WRITTEN REQUEST
Repeat the records exactly. Every line must match.

AVAILABLE RECORDS
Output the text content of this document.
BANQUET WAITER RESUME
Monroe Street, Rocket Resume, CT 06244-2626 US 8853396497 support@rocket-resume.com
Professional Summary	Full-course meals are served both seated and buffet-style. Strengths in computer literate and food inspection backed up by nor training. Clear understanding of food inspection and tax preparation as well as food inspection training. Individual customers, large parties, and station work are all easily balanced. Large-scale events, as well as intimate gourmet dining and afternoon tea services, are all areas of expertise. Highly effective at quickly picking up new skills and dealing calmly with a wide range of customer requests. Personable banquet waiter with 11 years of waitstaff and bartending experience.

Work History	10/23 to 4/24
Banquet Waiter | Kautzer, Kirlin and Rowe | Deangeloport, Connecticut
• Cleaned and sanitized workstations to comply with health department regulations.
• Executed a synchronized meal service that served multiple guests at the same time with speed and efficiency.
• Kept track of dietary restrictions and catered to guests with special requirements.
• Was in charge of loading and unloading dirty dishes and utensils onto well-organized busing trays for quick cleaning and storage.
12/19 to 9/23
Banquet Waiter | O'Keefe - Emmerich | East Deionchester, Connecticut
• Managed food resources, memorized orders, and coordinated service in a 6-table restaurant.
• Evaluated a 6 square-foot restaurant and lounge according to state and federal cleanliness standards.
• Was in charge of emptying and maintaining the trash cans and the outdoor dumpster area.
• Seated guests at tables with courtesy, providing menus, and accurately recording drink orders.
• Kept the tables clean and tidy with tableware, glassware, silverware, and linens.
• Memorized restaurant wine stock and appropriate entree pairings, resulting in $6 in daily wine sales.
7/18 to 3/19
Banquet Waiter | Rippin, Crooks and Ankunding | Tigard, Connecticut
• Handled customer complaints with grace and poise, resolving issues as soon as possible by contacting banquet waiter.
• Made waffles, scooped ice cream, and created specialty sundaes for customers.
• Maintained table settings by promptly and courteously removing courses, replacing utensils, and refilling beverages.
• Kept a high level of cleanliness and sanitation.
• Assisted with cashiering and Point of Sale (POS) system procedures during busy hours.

CORRECT ANSWER
Output the text content of this document.
BANQUET WAITER RESUME
Monroe Street, Rocket Resume, CT 06244-2626 US 8853396497 support@rocket-resume.com
Professional Summary	Full-course meals are served both seated and buffet-style. Strengths in computer literate and food inspection backed up by nor training. Clear understanding of food inspection and tax preparation as well as food inspection training. Individual customers, large parties, and station work are all easily balanced. Large-scale events, as well as intimate gourmet dining and afternoon tea services, are all areas of expertise. Highly effective at quickly picking up new skills and dealing calmly with a wide range of customer requests. Personable banquet waiter with 11 years of waitstaff and bartending experience.

Work History	10/23 to 4/24
Banquet Waiter | Kautzer, Kirlin and Rowe | Deangeloport, Connecticut
• Cleaned and sanitized workstations to comply with health department regulations.
• Executed a synchronized meal service that served multiple guests at the same time with speed and efficiency.
• Kept track of dietary restrictions and catered to guests with special requirements.
• Was in charge of loading and unloading dirty dishes and utensils onto well-organized busing trays for quick cleaning and storage.
12/19 to 9/23
Banquet Waiter | O'Keefe - Emmerich | East Deionchester, Connecticut
• Managed food resources, memorized orders, and coordinated service in a 6-table restaurant.
• Evaluated a 6 square-foot restaurant and lounge according to state and federal cleanliness standards.
• Was in charge of emptying and maintaining the trash cans and the outdoor dumpster area.
• Seated guests at tables with courtesy, providing menus, and accurately recording drink orders.
• Kept the tables clean and tidy with tableware, glassware, silverware, and linens.
• Memorized restaurant wine stock and appropriate entree pairings, resulting in $6 in daily wine sales.
7/18 to 3/19
Banquet Waiter | Rippin, Crooks and Ankunding | Tigard, Connecticut
• Handled customer complaints with grace and poise, resolving issues as soon as possible by contacting banquet waiter.
• Made waffles, scooped ice cream, and created specialty sundaes for customers.
• Maintained table settings by promptly and courteously removing courses, replacing utensils, and refilling beverages.
• Kept a high level of cleanliness and sanitation.
• Assisted with cashiering and Point of Sale (POS) system procedures during busy hours.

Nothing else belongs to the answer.